Start of DATA ENTRIES

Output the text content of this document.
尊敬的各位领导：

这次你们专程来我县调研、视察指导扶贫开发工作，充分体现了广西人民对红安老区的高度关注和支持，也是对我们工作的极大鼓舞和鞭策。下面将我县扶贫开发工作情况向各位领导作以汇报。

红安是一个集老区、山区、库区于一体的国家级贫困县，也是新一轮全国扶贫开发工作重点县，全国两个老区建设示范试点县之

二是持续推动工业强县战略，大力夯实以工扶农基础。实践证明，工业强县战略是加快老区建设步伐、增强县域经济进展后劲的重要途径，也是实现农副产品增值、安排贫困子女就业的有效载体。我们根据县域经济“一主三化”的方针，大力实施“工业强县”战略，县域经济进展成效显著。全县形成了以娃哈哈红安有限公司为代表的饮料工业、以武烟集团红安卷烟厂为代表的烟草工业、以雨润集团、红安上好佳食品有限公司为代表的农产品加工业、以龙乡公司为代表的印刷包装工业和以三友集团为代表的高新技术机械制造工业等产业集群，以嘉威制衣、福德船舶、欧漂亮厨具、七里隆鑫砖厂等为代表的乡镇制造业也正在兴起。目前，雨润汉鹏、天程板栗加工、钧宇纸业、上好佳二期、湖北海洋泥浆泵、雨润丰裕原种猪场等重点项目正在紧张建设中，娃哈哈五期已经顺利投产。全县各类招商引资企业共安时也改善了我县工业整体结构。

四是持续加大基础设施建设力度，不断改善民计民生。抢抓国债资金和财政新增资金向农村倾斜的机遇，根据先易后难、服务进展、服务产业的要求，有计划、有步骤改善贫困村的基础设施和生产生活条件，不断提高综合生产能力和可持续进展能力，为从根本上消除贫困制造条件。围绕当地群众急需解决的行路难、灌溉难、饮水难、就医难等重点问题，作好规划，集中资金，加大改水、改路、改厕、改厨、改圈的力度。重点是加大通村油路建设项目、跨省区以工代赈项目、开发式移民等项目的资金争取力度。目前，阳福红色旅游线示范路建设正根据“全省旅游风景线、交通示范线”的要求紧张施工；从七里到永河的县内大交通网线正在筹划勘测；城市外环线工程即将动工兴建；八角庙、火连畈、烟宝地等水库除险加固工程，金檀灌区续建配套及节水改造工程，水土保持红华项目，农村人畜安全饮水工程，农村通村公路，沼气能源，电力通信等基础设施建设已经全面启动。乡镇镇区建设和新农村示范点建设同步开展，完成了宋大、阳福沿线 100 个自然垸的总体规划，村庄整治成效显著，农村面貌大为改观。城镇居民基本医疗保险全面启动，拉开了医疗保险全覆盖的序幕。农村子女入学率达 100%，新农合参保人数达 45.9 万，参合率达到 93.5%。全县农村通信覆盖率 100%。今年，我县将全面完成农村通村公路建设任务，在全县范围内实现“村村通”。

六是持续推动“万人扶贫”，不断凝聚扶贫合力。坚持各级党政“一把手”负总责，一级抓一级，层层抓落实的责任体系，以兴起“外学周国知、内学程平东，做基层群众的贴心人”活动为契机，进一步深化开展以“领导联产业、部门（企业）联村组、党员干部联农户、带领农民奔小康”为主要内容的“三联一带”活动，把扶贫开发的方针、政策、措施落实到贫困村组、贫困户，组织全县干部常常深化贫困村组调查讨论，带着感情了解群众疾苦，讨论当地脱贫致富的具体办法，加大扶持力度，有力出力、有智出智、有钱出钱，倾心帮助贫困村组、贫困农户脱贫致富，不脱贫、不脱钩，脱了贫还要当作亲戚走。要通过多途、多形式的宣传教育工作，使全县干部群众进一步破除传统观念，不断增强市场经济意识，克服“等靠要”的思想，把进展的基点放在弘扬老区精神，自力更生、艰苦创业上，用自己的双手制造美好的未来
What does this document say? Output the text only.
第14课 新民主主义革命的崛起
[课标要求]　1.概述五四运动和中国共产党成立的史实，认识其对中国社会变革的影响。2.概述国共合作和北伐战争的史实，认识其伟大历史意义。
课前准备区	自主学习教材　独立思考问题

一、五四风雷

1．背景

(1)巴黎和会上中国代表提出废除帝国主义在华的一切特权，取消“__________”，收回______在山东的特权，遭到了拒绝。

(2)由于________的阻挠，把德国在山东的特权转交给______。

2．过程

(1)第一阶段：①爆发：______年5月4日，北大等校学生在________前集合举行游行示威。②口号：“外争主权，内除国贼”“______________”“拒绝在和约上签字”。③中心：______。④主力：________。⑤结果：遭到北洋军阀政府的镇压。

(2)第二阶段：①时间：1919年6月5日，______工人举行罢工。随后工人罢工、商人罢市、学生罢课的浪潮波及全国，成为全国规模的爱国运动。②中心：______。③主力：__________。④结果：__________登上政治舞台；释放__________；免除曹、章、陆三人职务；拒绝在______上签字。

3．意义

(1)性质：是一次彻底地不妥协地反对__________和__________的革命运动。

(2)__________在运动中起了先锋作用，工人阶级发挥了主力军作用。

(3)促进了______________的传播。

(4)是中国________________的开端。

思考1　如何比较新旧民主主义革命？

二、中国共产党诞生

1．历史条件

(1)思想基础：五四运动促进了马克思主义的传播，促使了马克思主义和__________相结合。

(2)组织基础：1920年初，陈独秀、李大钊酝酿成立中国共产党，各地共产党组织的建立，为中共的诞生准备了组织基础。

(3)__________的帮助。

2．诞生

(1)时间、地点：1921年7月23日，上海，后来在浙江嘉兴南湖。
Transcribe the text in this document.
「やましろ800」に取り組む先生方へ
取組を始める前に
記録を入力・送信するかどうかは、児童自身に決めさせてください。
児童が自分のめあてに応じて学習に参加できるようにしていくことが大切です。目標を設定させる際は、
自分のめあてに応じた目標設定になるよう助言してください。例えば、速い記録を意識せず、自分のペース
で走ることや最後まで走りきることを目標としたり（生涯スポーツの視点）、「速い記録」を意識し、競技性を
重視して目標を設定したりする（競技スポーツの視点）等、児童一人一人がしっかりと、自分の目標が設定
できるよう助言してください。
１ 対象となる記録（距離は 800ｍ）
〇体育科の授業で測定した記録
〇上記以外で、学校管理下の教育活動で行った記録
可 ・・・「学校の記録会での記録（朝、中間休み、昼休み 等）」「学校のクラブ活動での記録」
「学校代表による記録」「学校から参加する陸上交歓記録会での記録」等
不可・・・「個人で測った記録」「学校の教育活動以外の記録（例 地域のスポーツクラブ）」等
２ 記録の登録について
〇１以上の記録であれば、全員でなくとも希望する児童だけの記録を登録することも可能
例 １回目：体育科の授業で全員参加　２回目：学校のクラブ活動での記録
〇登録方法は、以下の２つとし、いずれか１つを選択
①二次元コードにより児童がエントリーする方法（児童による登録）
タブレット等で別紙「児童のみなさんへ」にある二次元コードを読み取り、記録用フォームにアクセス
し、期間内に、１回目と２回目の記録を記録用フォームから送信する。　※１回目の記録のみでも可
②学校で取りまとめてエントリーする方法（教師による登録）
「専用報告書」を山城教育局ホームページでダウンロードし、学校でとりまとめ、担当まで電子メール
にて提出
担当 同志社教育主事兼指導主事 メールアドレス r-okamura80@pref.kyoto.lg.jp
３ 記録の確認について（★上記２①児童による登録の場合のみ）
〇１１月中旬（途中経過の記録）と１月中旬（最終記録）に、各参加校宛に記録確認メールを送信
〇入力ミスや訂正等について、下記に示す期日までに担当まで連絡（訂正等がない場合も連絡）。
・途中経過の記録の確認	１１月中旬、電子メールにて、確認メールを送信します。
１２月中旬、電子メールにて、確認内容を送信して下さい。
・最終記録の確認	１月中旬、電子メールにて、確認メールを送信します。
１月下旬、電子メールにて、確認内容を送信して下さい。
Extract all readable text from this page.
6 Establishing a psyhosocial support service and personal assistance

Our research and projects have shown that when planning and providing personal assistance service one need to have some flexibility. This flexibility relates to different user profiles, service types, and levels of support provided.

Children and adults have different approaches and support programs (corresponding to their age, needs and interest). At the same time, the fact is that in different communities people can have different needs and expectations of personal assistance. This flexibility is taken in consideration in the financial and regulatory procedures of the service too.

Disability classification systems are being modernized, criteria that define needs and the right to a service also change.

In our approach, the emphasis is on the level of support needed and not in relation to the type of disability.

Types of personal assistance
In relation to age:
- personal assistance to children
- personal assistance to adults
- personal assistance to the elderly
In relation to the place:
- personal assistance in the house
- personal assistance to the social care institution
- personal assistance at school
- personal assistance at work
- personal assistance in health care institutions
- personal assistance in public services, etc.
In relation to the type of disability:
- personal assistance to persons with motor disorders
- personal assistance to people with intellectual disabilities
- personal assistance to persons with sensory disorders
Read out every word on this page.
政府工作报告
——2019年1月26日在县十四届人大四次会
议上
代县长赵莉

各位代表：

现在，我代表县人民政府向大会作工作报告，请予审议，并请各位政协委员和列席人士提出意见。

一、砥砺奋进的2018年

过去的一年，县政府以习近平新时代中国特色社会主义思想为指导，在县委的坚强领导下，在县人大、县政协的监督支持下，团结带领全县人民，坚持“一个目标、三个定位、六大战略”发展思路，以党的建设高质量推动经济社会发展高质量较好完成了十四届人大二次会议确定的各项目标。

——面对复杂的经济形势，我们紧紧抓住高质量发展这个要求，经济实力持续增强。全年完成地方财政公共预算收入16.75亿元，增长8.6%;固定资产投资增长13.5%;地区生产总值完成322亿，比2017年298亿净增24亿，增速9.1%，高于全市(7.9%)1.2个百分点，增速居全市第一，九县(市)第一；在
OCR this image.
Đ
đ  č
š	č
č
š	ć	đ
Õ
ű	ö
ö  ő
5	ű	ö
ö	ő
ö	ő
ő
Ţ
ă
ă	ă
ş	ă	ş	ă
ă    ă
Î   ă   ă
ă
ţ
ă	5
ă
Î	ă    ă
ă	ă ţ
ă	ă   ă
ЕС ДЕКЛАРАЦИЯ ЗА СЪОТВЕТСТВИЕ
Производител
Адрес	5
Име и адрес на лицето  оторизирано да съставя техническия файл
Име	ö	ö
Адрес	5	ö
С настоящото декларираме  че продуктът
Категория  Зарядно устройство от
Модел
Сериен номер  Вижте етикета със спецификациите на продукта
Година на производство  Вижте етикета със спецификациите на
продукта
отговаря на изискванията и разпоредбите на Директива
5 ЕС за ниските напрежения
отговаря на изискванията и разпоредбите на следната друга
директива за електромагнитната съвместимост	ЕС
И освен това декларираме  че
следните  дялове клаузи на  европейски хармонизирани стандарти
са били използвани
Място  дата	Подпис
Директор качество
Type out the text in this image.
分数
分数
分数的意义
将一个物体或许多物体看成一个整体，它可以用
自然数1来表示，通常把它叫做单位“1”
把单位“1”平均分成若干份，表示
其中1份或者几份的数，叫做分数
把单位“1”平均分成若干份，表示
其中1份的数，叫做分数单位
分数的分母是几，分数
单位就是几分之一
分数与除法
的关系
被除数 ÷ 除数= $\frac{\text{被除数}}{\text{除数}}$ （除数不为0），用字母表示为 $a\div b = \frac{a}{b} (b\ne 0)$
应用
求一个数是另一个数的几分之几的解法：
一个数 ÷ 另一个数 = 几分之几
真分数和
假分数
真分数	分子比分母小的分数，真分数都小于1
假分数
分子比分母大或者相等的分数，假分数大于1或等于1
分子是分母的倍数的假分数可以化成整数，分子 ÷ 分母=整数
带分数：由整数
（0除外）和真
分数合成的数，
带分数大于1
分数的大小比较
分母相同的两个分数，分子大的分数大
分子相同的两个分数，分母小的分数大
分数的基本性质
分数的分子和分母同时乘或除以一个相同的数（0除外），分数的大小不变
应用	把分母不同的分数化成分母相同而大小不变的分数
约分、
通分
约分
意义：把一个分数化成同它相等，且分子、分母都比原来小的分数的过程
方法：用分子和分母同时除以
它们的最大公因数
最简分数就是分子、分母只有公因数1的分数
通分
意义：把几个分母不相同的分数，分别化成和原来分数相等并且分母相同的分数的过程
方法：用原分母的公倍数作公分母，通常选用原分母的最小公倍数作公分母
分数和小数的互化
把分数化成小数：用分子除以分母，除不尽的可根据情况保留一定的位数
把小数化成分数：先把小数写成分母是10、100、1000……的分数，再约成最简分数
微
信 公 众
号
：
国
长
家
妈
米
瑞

End of DATA ENTRIES

*WHAT YOU ARE ASKED TO DO*:
List each line holding the string "document".

*SOLUTION*:
Output the text content of this document.
What does this document say? Output the text only.
Transcribe the text in this document.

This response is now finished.